### What you are asked to do
Say how many lines contain the word "ดตามข". Only the number should be given.

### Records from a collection
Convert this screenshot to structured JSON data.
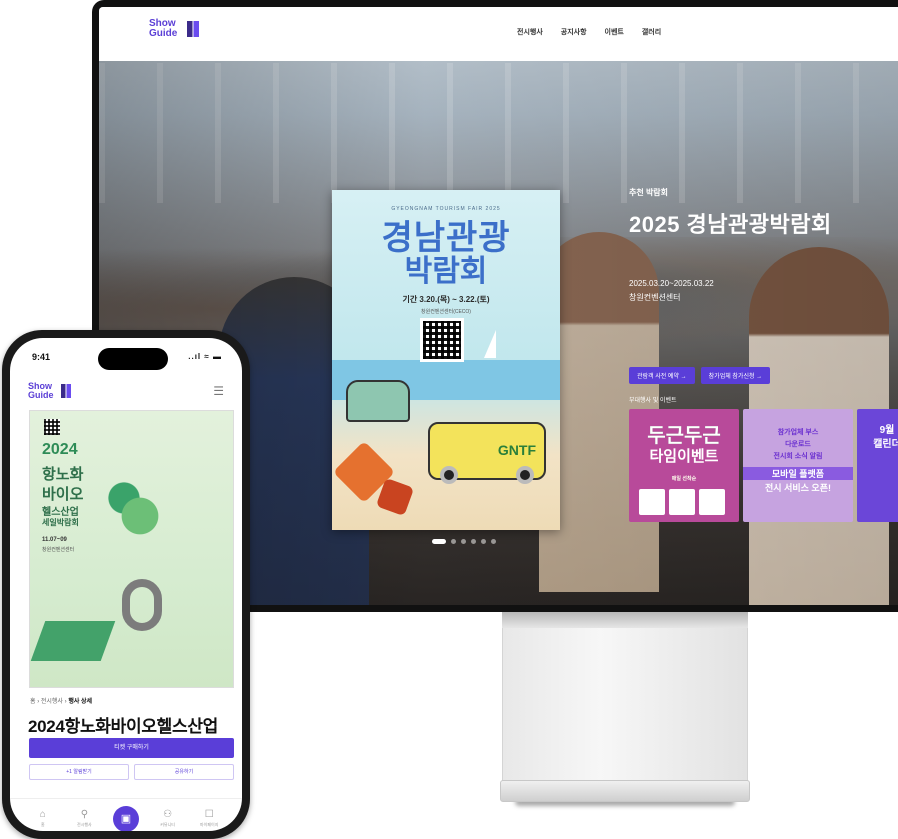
{
  "desktop": {
    "logo": "Show Guide",
    "nav": [
      "전시행사",
      "공지사항",
      "이벤트",
      "갤러리"
    ],
    "poster": {
      "small": "GYEONGNAM TOURISM FAIR 2025",
      "title_line1": "경남관광",
      "title_line2": "박람회",
      "dates": "기간 3.20.(목) ~ 3.22.(토)",
      "venue": "창원컨벤션센터(CECO)",
      "badge": "GNTF"
    },
    "hero": {
      "subtitle": "추천 박람회",
      "title": "2025 경남관광박람회",
      "dates": "2025.03.20~2025.03.22",
      "venue": "창원컨벤션센터",
      "button1": "관람객 사전 예약 →",
      "button2": "참가업체 참가신청 →",
      "events_heading": "부대행사 및 이벤트"
    },
    "cards": [
      {
        "line1": "두근두근",
        "line2": "타임이벤트",
        "note": "매일 선착순"
      },
      {
        "line1": "참가업체 부스",
        "line2": "다운로드",
        "line3": "전시회 소식 알림",
        "line4": "모바일 플랫폼",
        "line5": "전시 서비스 오픈!"
      },
      {
        "line1": "9월",
        "line2": "캘린더"
      }
    ]
  },
  "mobile": {
    "time": "9:41",
    "status": "..ıl ≈ ▬",
    "logo": "Show Guide",
    "menu_icon": "☰",
    "poster": {
      "year": "2024",
      "line1": "항노화",
      "line2": "바이오",
      "line3": "헬스산업",
      "line4": "세일박람회",
      "dates": "11.07~09",
      "venue": "창원컨벤션센터"
    },
    "breadcrumb_home": "홈",
    "breadcrumb_mid": "전시행사",
    "breadcrumb_current": "행사 상세",
    "title": "2024항노화바이오헬스산업",
    "primary_button": "티켓 구매하기",
    "secondary_left": "+1 알림받기",
    "secondary_right": "공유하기",
    "tabs": [
      {
        "icon": "⌂",
        "label": "홈"
      },
      {
        "icon": "⚲",
        "label": "전시행사"
      },
      {
        "icon": "▣",
        "label": ""
      },
      {
        "icon": "⚇",
        "label": "커뮤니티"
      },
      {
        "icon": "☐",
        "label": "마이페이지"
      }
    ]
  },
  "colors": {
    "accent": "#5a3ed8",
    "brand_logo": "#5b3fd6"
  }
}
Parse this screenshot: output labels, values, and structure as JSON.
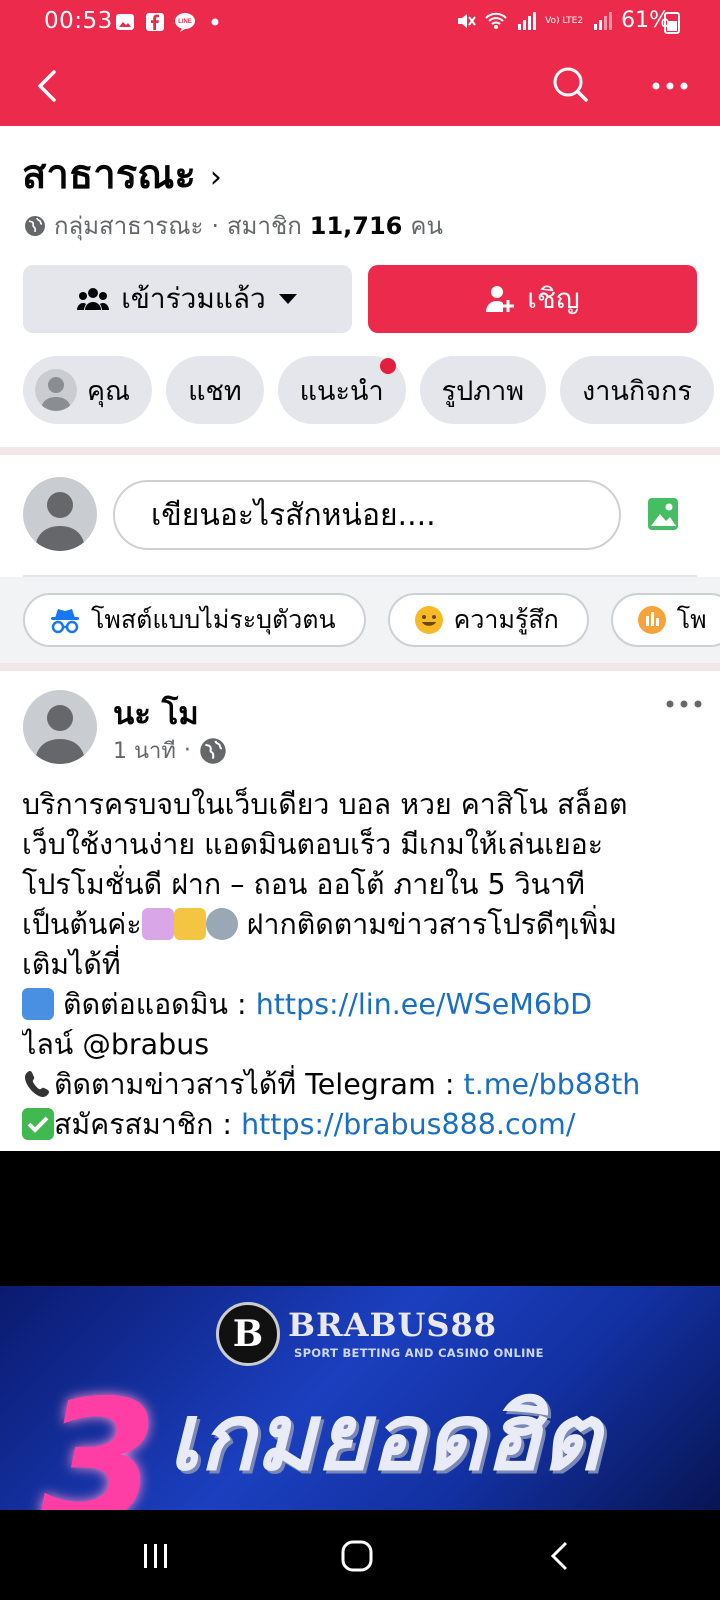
{
  "status_bar": {
    "time": "00:53",
    "battery": "61%",
    "network_label": "Vo) LTE2"
  },
  "app_bar": {
    "back_icon": "arrow-left-icon",
    "search_icon": "search-icon",
    "more_icon": "more-horizontal-icon",
    "bg_color": "#ec2a4b"
  },
  "group": {
    "name": "สาธารณะ",
    "privacy": "กลุ่มสาธารณะ",
    "member_prefix": "สมาชิก",
    "member_count": "11,716",
    "member_suffix": "คน",
    "joined_label": "เข้าร่วมแล้ว",
    "invite_label": "เชิญ"
  },
  "tabs": [
    {
      "label": "คุณ"
    },
    {
      "label": "แชท"
    },
    {
      "label": "แนะนำ"
    },
    {
      "label": "รูปภาพ"
    },
    {
      "label": "งานกิจกร"
    }
  ],
  "composer": {
    "placeholder": "เขียนอะไรสักหน่อย...."
  },
  "chips": [
    {
      "label": "โพสต์แบบไม่ระบุตัวตน",
      "icon": "incognito-icon"
    },
    {
      "label": "ความรู้สึก",
      "icon": "smiley-icon"
    },
    {
      "label": "โพ",
      "icon": "poll-icon"
    }
  ],
  "post": {
    "author": "นะ โม",
    "time": "1 นาที",
    "body_lines": [
      "บริการครบจบในเว็บเดียว บอล หวย คาสิโน สล็อต",
      "เว็บใช้งานง่าย แอดมินตอบเร็ว มีเกมให้เล่นเยอะ",
      "โปรโมชั่นดี ฝาก – ถอน ออโต้ ภายใน 5 วินาที",
      "เป็นต้นค่ะ",
      "ฝากติดตามข่าวสารโปรดีๆเพิ่ม",
      "เติมได้ที่"
    ],
    "contact_label": " ติดต่อแอดมิน : ",
    "contact_link": "https://lin.ee/WSeM6bD",
    "line_id": "ไลน์ @brabus",
    "telegram_label": "ติดตามข่าวสารได้ที่ Telegram : ",
    "telegram_link": "t.me/bb88th",
    "register_label": "สมัครสมาชิก : ",
    "register_link": "https://brabus888.com/"
  },
  "banner": {
    "logo_letter": "B",
    "brand": "BRABUS88",
    "tagline": "SPORT BETTING AND CASINO ONLINE",
    "big_number": "3",
    "headline": "เกมยอดฮิต"
  }
}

### Written solution
2